What to do: Make an exact copy of the records, dropping all pictures.

--------

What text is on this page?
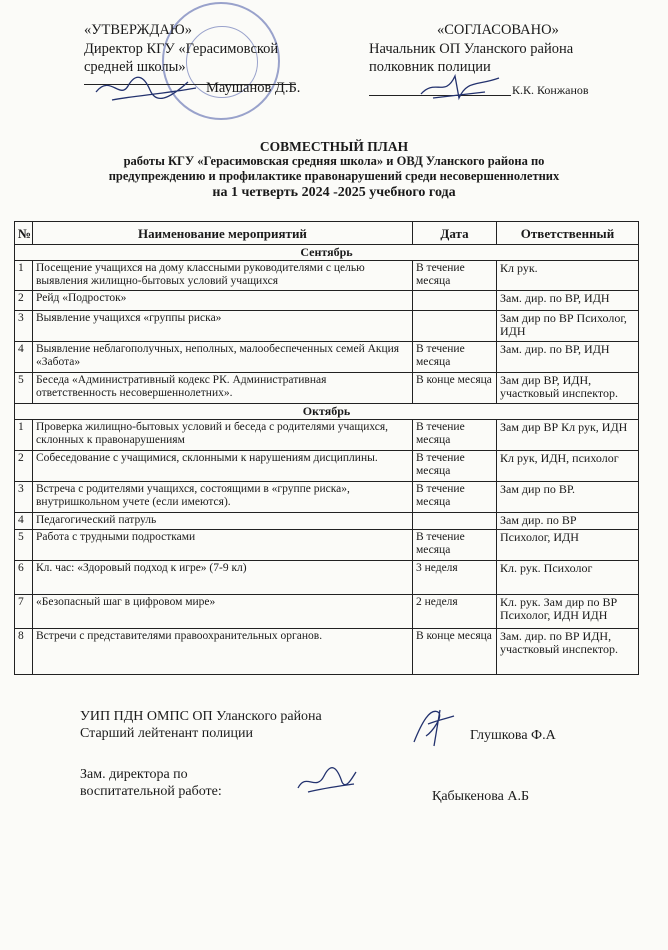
«УТВЕРЖДАЮ»
Директор КГУ «Герасимовской
средней школы»
Маушанов Д.Б.
«СОГЛАСОВАНО»
Начальник ОП Уланского района
полковник полиции
К.К. Конжанов
СОВМЕСТНЫЙ ПЛАН
работы КГУ «Герасимовская средняя школа» и ОВД Уланского района по
предупреждению и профилактике правонарушений среди несовершеннолетних
на 1 четверть 2024 -2025 учебного года
№	Наименование мероприятий	Дата	Ответственный
Сентябрь			
1	Посещение учащихся на дому классными руководителями с целью выявления жилищно-бытовых условий учащихся	В течение месяца	Кл рук.
2	Рейд «Подросток»		Зам. дир. по ВР, ИДН
3	Выявление учащихся «группы риска»		Зам дир по ВР Психолог, ИДН
4	Выявление неблагополучных, неполных, малообеспеченных семей Акция «Забота»	В течение месяца	Зам. дир. по ВР, ИДН
5	Беседа «Административный кодекс РК. Административная ответственность несовершеннолетних».	В конце месяца	Зам дир ВР, ИДН, участковый инспектор.
Октябрь			
1	Проверка жилищно-бытовых условий и беседа с родителями учащихся, склонных к правонарушениям	В течение месяца	Зам дир ВР Кл рук, ИДН
2	Собеседование с учащимися, склонными к нарушениям дисциплины.	В течение месяца	Кл рук, ИДН, психолог
3	Встреча с родителями учащихся, состоящими в «группе риска», внутришкольном учете (если имеются).	В течение месяца	Зам дир по ВР.
4	Педагогический патруль		Зам дир. по ВР
5	Работа с трудными подростками	В течение месяца	Психолог, ИДН
6	Кл. час: «Здоровый подход к игре» (7-9 кл)	3 неделя	Кл. рук. Психолог
7	«Безопасный шаг в цифровом мире»	2 неделя	Кл. рук. Зам дир по ВР Психолог, ИДН ИДН
8	Встречи с представителями правоохранительных органов.	В конце месяца	Зам. дир. по ВР ИДН, участковый инспектор.
УИП ПДН ОМПС ОП Уланского района
Старший лейтенант полиции	Глушкова Ф.А
Зам. директора по
воспитательной работе:	Қабыкенова А.Б
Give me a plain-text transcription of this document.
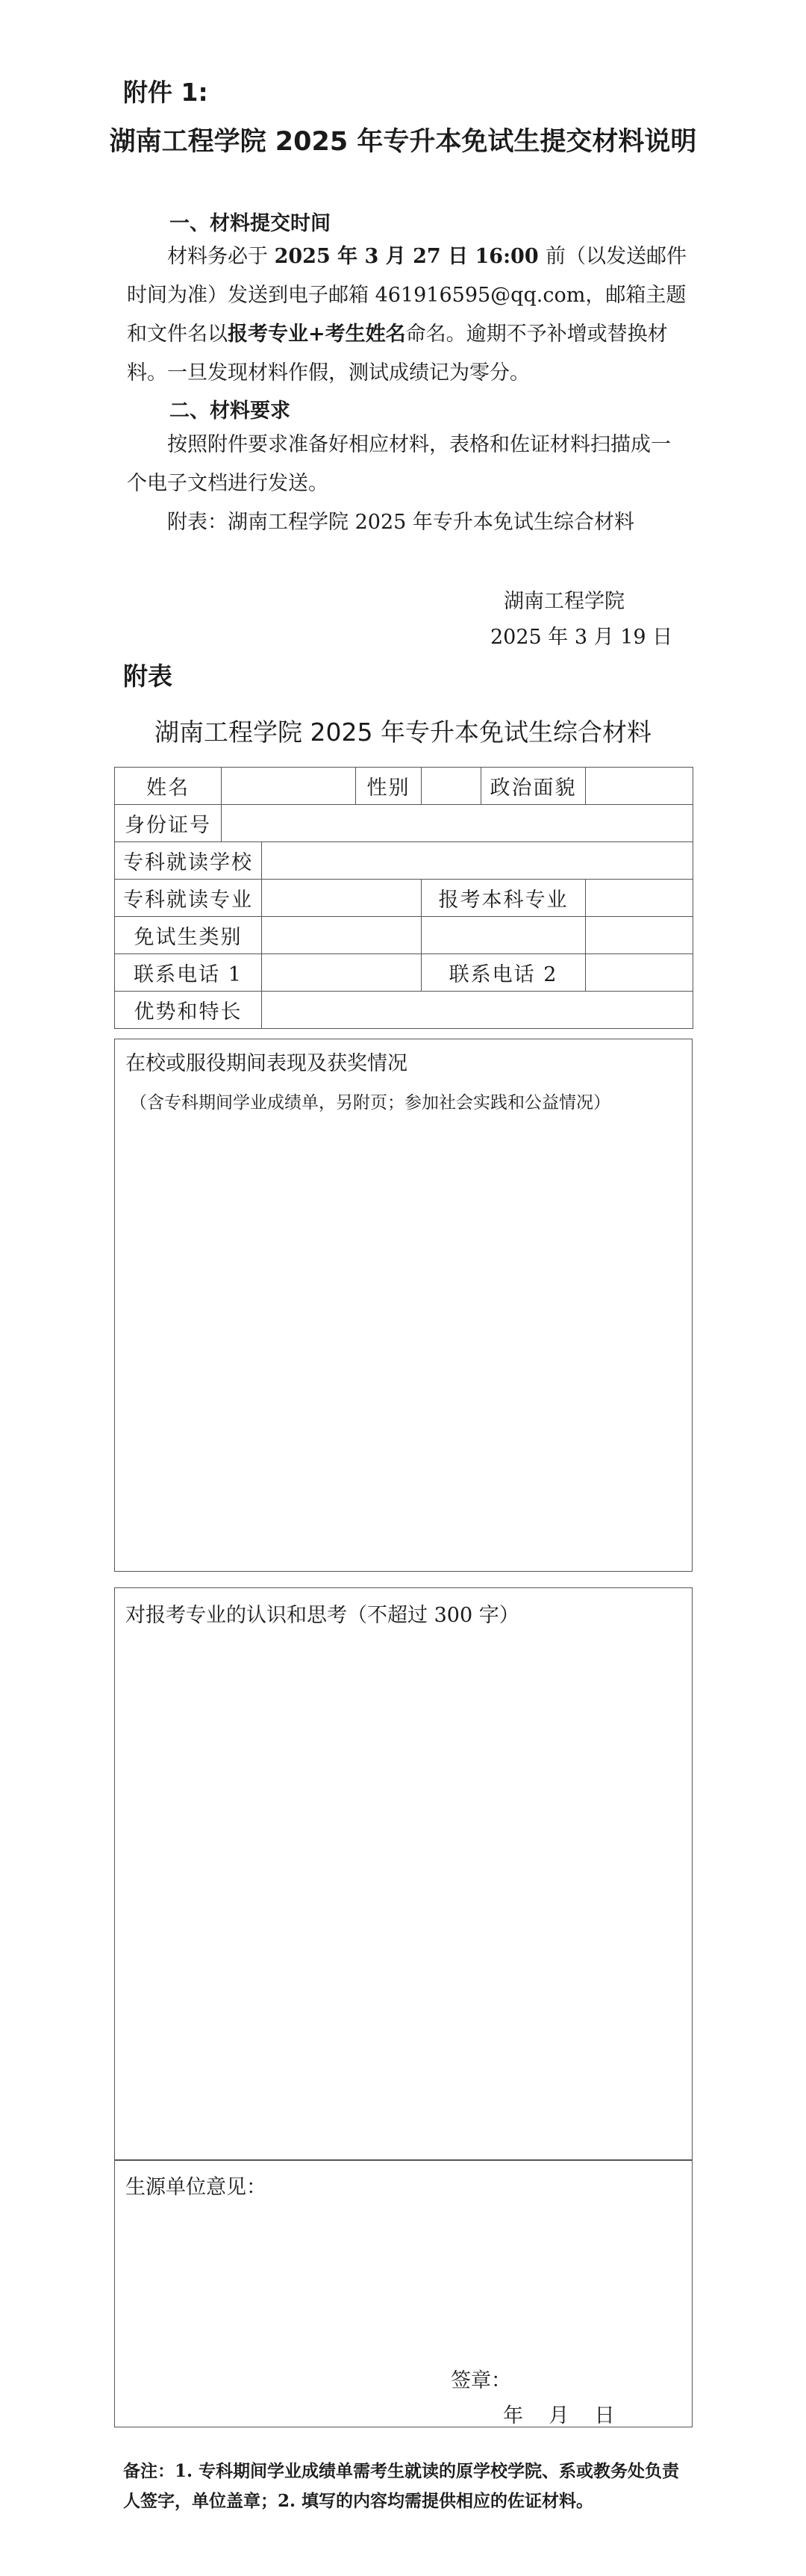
附件 1:
湖南工程学院 2025 年专升本免试生提交材料说明
一、材料提交时间

材料务必于 2025 年 3 月 27 日 16:00 前（以发送邮件时间为准）发送到电子邮箱 461916595@qq.com，邮箱主题和文件名以报考专业+考生姓名命名。逾期不予补增或替换材料。一旦发现材料作假，测试成绩记为零分。

二、材料要求

按照附件要求准备好相应材料，表格和佐证材料扫描成一个电子文档进行发送。

附表：湖南工程学院 2025 年专升本免试生综合材料

湖南工程学院
2025 年 3 月 19 日
附表
湖南工程学院 2025 年专升本免试生综合材料
姓名			性别		政治面貌	
身份证号						
专科就读学校						
专科就读专业				报考本科专业		
免试生类别						
联系电话 1				联系电话 2		
优势和特长						
在校或服役期间表现及获奖情况
（含专科期间学业成绩单，另附页；参加社会实践和公益情况）
对报考专业的认识和思考（不超过 300 字）
生源单位意见：
签章：
年    月    日
备注：1. 专科期间学业成绩单需考生就读的原学校学院、系或教务处负责人签字，单位盖章；2. 填写的内容均需提供相应的佐证材料。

--------

Finished exercise:
What text is on this page?
«УТВЕРЖДАЮ»
Директор КГУ «Герасимовской
средней школы»
Маушанов Д.Б.
«СОГЛАСОВАНО»
Начальник ОП Уланского района
полковник полиции
К.К. Конжанов
СОВМЕСТНЫЙ ПЛАН
работы КГУ «Герасимовская средняя школа» и ОВД Уланского района по
предупреждению и профилактике правонарушений среди несовершеннолетних
на 1 четверть 2024 -2025 учебного года
№	Наименование мероприятий	Дата	Ответственный
Сентябрь			
1	Посещение учащихся на дому классными руководителями с целью выявления жилищно-бытовых условий учащихся	В течение месяца	Кл рук.
2	Рейд «Подросток»		Зам. дир. по ВР, ИДН
3	Выявление учащихся «группы риска»		Зам дир по ВР Психолог, ИДН
4	Выявление неблагополучных, неполных, малообеспеченных семей Акция «Забота»	В течение месяца	Зам. дир. по ВР, ИДН
5	Беседа «Административный кодекс РК. Административная ответственность несовершеннолетних».	В конце месяца	Зам дир ВР, ИДН, участковый инспектор.
Октябрь			
1	Проверка жилищно-бытовых условий и беседа с родителями учащихся, склонных к правонарушениям	В течение месяца	Зам дир ВР Кл рук, ИДН
2	Собеседование с учащимися, склонными к нарушениям дисциплины.	В течение месяца	Кл рук, ИДН, психолог
3	Встреча с родителями учащихся, состоящими в «группе риска», внутришкольном учете (если имеются).	В течение месяца	Зам дир по ВР.
4	Педагогический патруль		Зам дир. по ВР
5	Работа с трудными подростками	В течение месяца	Психолог, ИДН
6	Кл. час: «Здоровый подход к игре» (7-9 кл)	3 неделя	Кл. рук. Психолог
7	«Безопасный шаг в цифровом мире»	2 неделя	Кл. рук. Зам дир по ВР Психолог, ИДН ИДН
8	Встречи с представителями правоохранительных органов.	В конце месяца	Зам. дир. по ВР ИДН, участковый инспектор.
УИП ПДН ОМПС ОП Уланского района
Старший лейтенант полиции	Глушкова Ф.А
Зам. директора по
воспитательной работе:	Қабыкенова А.Б
Give me a plain-text transcription of this document.
附件 1:
湖南工程学院 2025 年专升本免试生提交材料说明
一、材料提交时间

材料务必于 2025 年 3 月 27 日 16:00 前（以发送邮件时间为准）发送到电子邮箱 461916595@qq.com，邮箱主题和文件名以报考专业+考生姓名命名。逾期不予补增或替换材料。一旦发现材料作假，测试成绩记为零分。

二、材料要求

按照附件要求准备好相应材料，表格和佐证材料扫描成一个电子文档进行发送。

附表：湖南工程学院 2025 年专升本免试生综合材料

湖南工程学院
2025 年 3 月 19 日
附表
湖南工程学院 2025 年专升本免试生综合材料
姓名			性别		政治面貌	
身份证号						
专科就读学校						
专科就读专业				报考本科专业		
免试生类别						
联系电话 1				联系电话 2		
优势和特长						
在校或服役期间表现及获奖情况
（含专科期间学业成绩单，另附页；参加社会实践和公益情况）
对报考专业的认识和思考（不超过 300 字）
生源单位意见：
签章：
年    月    日
备注：1. 专科期间学业成绩单需考生就读的原学校学院、系或教务处负责人签字，单位盖章；2. 填写的内容均需提供相应的佐证材料。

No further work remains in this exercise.